Say how many lines of the listing below contain "waste", giving the number and nothing else.

● ● ● ●

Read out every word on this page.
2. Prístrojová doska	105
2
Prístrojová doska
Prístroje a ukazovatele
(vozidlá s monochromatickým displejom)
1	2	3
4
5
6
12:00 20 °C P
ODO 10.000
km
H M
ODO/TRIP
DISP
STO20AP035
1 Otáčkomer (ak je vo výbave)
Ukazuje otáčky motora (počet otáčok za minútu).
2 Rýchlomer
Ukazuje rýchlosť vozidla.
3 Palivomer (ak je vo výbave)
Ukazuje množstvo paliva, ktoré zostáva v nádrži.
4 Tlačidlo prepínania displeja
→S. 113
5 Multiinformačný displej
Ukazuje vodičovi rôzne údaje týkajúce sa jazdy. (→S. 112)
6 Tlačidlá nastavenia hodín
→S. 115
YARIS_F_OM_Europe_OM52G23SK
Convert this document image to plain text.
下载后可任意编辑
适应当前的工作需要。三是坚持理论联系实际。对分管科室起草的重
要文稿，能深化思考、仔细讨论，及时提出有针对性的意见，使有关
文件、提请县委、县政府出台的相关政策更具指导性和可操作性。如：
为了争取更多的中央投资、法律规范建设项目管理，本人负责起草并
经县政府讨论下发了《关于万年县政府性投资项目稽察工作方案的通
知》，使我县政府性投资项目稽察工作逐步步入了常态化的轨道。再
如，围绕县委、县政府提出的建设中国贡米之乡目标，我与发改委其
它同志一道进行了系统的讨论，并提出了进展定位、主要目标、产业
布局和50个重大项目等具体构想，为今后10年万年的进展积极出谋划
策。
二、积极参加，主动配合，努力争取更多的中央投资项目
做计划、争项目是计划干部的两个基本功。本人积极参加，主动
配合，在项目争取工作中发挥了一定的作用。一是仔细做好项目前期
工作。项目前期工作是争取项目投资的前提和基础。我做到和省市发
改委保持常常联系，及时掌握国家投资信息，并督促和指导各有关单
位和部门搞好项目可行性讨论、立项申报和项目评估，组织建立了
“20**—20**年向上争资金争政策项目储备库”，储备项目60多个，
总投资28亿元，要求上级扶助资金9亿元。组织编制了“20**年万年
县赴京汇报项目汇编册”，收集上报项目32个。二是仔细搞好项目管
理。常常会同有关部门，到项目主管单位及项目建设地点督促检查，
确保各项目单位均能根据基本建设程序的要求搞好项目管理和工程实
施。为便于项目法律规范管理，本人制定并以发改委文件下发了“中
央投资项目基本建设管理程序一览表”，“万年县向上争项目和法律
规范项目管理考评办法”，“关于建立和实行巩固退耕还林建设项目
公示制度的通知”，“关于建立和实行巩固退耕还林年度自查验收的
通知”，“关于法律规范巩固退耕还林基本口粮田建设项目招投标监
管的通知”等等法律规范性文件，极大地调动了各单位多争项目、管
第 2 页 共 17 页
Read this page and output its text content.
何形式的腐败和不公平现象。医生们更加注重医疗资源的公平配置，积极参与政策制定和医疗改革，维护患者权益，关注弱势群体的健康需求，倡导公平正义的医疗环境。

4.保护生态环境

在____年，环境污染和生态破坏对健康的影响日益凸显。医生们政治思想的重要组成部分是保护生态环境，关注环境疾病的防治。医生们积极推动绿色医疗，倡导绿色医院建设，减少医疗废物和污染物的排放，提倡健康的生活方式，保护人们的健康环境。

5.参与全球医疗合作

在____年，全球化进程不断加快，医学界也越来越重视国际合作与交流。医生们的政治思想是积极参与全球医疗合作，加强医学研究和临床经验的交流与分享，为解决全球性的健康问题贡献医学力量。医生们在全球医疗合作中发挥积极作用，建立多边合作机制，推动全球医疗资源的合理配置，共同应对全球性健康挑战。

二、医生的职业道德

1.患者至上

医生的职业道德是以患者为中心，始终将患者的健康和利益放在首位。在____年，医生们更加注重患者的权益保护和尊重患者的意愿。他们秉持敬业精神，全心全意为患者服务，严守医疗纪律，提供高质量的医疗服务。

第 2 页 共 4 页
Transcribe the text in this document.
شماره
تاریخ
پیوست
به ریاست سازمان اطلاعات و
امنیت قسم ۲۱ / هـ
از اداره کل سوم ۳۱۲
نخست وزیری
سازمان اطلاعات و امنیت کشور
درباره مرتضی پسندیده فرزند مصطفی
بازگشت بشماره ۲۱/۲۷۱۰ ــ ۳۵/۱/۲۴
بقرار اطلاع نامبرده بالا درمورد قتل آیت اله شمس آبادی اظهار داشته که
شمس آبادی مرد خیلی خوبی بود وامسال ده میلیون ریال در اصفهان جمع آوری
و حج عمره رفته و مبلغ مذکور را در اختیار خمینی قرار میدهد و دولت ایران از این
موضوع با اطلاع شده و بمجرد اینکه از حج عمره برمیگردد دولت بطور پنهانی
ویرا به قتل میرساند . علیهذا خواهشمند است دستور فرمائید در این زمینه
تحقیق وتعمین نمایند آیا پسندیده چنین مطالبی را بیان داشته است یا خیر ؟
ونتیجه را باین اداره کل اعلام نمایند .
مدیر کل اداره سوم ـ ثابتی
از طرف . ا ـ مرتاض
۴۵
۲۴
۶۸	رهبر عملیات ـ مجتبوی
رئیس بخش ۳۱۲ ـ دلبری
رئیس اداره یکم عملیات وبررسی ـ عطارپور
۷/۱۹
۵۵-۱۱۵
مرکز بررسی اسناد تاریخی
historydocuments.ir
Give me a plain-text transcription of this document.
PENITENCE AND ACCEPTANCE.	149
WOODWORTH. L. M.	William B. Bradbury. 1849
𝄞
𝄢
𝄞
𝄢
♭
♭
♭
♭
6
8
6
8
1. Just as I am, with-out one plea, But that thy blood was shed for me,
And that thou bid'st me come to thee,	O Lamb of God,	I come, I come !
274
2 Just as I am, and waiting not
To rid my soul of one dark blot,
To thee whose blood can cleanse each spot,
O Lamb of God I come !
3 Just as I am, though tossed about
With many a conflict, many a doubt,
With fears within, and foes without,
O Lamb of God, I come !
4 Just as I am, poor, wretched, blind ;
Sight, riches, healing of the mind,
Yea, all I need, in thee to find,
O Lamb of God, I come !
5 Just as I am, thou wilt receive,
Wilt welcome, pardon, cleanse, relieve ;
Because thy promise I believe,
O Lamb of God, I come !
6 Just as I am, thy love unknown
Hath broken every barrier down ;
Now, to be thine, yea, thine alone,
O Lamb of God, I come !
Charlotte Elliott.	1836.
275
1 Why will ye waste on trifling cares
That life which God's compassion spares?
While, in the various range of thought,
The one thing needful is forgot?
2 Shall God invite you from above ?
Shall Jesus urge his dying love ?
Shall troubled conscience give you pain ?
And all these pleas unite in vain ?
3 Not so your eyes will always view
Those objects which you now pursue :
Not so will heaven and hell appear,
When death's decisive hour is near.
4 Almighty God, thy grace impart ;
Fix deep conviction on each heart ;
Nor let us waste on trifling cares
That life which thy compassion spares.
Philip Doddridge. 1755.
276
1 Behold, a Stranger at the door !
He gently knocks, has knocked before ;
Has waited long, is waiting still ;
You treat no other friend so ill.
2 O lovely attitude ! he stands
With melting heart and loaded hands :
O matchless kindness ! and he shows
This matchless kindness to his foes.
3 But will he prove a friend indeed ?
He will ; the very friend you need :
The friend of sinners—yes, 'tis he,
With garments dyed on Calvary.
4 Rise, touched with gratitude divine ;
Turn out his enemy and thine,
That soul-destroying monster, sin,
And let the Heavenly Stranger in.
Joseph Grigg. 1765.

● ● ● ●

## OUTPUT OF THE EXERCISE
2